# Document excerpt
The Instruction on Use of Inventory
CBG makes two objections to the court's charge on the use of inventory issue.
The first is that fairly construed it amounted to an instruction that CBG must exhaust its inventory unconditionally and almost completely before it can recover on the policy. A proper instruction, CBG contends, would require good faith use of inventory in a commercially reasonable manner. The second is that the burden of persuasion should have been placed on INA on the inventory issue.
The court's initial charge on use of inventory is quoted in the margin.*fn4 After considering CBG's objections the court gave a clarifying instruction.*fn5 Following the clarifying instruction the court inquired of counsel "Is that about it, gentlemen? Is everybody satisfied?" Counsel for CBG responded "I have nothing further other than what I previously stated." 3191a. In light of this colloquy it is not at all clear that the objection to the charge relied on here was actually preserved. Nevertheless we have considered CBG's contention that the charge amounted to an instruction that CBG must exhaust inventory unconditionally before it can recover on the policy. No fair examination of the original and supplemental instructions in their entirety can lead to such a conclusion. Plainly the court charged that the insurance policy imposed on the insured the obligation to reduce business interruption losses by using inventory in a commercially reasonable manner, and left it to the jury to determine both what was commercially reasonable in light of the evidence and whether CBG had so acted. CBG would have us focus on the 500 ton illustration, as if it were a direction that inventory must be reduced to that level. When that strained interpretation of the illustration was called to the court's attention, however, the court made it perfectly clear that the example was strictly illustrative, and should be interpreted in that light. The objection to the charge is without merit.*fn6
We also find meritless CBG's contention that the burden of persuasion should have been allocated to INA on the inventory issue. Its argument is that mitigation of loss is an affirmative defense. The policy, however, states that if the insured can reduce the loss which might result from a business interruption "such reduction shall be taken into account in arriving at the amount of the loss hereunder." The burden was on the policyholder to establish the amount of the loss. The inventory clause is not a mitigation of damage clause. It goes to computation of loss resulting from business interruption caused by destruction of real or personal property. Loss is defined as "ACTUAL LOSS SUSTAINED by the insured resulting directly from such interruption of business, but not exceeding the reduction in Gross Earnings . . . ." Thus if there was no interruption of sales -- if earnings continued -- there was no loss within the terms of the policy. See Berkeley Inn, Inc. v. Centennial Ins. Co., 282 Pa. Super. 207, 422 A.2d 1078 (1980) (business interruption insurance generally intended to return to insured amount of profit it would otherwise have earned). INA did not rely on any exclusion of coverage. It admitted coverage, but insisted that the insured prove the amount of its loss. There was no basis on which the court could shift to the insurer the obligation to disprove the amount of the loss. Indeed, allocating the burden of persuasion to the insured is consistent with the well established rule that where the facts lie peculiarly within the knowledge of one party, that party should bear the risk of non-persuasion. Any other rule would be particularly onerous to a party lacking information but required to prove a negative. What was a commercially reasonable use of CBG's bauxite inventory was a matter peculiarly within its knowledge. CBG simply failed to persuade the jury on that hotly contested issue. There is no basis for granting a new trial in which the burden is placed on INA to disprove what in the first trial CBG failed to prove to the satisfaction of the factfinder.

# Records supplied
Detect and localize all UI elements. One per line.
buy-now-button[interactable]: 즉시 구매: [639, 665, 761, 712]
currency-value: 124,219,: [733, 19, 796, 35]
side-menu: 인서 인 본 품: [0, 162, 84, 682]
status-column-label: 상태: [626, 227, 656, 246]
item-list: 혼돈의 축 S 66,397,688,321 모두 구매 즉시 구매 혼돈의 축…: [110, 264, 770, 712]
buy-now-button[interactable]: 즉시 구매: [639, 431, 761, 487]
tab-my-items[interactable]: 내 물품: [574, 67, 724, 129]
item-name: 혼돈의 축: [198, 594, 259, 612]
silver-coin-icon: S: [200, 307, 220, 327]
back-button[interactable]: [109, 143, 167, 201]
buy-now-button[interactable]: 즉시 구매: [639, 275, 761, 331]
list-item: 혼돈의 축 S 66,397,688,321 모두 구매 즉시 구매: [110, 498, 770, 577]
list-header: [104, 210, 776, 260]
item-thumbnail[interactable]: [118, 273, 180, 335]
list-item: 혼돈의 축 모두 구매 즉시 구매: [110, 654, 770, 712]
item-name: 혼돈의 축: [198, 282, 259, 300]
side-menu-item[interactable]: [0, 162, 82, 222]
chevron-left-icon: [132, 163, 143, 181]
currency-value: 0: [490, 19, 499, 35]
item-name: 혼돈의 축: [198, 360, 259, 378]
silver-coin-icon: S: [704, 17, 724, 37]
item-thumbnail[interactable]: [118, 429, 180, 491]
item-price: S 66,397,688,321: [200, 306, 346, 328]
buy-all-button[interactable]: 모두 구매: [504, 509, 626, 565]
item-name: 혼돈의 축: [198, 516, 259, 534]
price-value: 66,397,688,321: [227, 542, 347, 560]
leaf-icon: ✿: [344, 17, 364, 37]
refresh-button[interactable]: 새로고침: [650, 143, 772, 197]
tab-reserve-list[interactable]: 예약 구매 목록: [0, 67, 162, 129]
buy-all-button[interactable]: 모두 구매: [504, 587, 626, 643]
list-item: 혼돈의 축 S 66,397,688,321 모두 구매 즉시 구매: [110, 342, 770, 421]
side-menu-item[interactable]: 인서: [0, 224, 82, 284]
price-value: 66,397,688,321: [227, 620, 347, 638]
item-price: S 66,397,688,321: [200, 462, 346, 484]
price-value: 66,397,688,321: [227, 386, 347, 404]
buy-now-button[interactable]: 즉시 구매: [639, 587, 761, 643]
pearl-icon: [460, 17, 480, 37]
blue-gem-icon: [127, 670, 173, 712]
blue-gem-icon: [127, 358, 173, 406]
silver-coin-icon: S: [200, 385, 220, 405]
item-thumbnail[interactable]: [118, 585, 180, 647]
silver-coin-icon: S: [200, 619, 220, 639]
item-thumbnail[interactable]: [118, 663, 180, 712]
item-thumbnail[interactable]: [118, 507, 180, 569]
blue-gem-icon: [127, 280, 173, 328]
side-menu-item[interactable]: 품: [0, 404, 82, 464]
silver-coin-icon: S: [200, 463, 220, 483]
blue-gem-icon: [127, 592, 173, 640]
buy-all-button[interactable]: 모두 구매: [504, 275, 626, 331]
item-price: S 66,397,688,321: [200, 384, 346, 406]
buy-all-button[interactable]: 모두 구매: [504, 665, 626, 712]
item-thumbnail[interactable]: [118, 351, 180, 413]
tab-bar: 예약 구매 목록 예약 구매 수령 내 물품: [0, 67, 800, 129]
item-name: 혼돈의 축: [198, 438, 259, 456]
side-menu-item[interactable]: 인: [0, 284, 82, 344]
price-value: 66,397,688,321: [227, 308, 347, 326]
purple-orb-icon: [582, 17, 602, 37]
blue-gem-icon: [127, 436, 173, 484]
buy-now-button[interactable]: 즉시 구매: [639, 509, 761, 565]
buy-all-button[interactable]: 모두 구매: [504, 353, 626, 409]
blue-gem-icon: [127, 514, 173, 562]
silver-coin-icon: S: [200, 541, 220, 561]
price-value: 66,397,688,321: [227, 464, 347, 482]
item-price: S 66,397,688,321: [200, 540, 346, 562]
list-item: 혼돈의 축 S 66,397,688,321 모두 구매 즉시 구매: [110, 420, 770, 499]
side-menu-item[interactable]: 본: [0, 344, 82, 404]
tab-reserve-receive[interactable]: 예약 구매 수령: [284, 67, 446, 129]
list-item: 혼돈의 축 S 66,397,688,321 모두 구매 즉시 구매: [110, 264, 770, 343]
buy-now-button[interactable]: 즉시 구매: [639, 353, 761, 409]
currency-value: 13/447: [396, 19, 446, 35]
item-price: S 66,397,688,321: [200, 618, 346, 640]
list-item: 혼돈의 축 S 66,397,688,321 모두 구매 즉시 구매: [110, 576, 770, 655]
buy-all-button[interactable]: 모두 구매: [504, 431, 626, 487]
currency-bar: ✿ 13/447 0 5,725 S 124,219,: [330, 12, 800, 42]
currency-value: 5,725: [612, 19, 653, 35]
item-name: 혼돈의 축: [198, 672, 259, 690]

# Stated task A
Copy the rows exactly, from the start of the rows through the line containing "item-name: 혼돈의 축: [198, 594, 259, 612]", including that line.
# Stated task B
Continue the court opinion on the inventory instruction from where it stops.
The court opinion and the rows are unrelated material.

# Answer A
Detect and localize all UI elements. One per line.
buy-now-button[interactable]: 즉시 구매: [639, 665, 761, 712]
currency-value: 124,219,: [733, 19, 796, 35]
side-menu: 인서 인 본 품: [0, 162, 84, 682]
status-column-label: 상태: [626, 227, 656, 246]
item-list: 혼돈의 축 S 66,397,688,321 모두 구매 즉시 구매 혼돈의 축…: [110, 264, 770, 712]
buy-now-button[interactable]: 즉시 구매: [639, 431, 761, 487]
tab-my-items[interactable]: 내 물품: [574, 67, 724, 129]
item-name: 혼돈의 축: [198, 594, 259, 612]

# Answer B
The Evidence Rulings
1. Evidence Admitted.
CBG contends that the trial court committed reversible error in admitting the testimony of two expert witnesses, Edmund Burke, a civil engineer, and Gerald Driscoll, a certified public accountant.
Mr. Burke testified on that aspect of the case dealing with loss of production. A partner in an engineering firm and the holder of an undergraduate and graduate degree in civil engineering, Burke had broad civil engineering experience prior to his visit to CBG's facilities in Guinea. His opinion as to the cause of loss of production was admissible under Fed. R. Evid. 702 if he was "qualified as an expert by knowledge, skill, experience, training, or education." The trial court found that he was so qualified. This question is relegated, under Fed. R. Evid. 104(a) to the trial court, whose findings on Burke's qualifications are not clearly errneous. But more fundamentally, even if they were, that would be no ground for reversal in this instance, because CBG prevailed on the issue of the cause of loss of production. Thus even if Burke's testimony had been erroneously admitted the error would be harmless.
Mr. Driscoll, a certified public accountant, testified on the use of inventory issue. He did not, however, opine that all the inventory on hand in the relevant time period should have been shipped. Instead, from CBG's own records, Driscoll compared lost production with available inventory. The contention that a certified public accountant was not qualified to make these simple mathematical comparisons borders on the frivolous.
2. Evidence Excluded
CBG contends that the trial court erred in excluding evidence of its business performance during the period from 1976 through 1981. By that time the damaged facilities resulting from the other accidents at Kamsar had been redesigned and rebuilt. INA objected to the relevancy of the proffered evidence, pointing to the policy language:
In determining Gross Earnings due consideration shall be given to the experience of the business before the date of damage or destruction and the probable experience thereafter had no loss occurred.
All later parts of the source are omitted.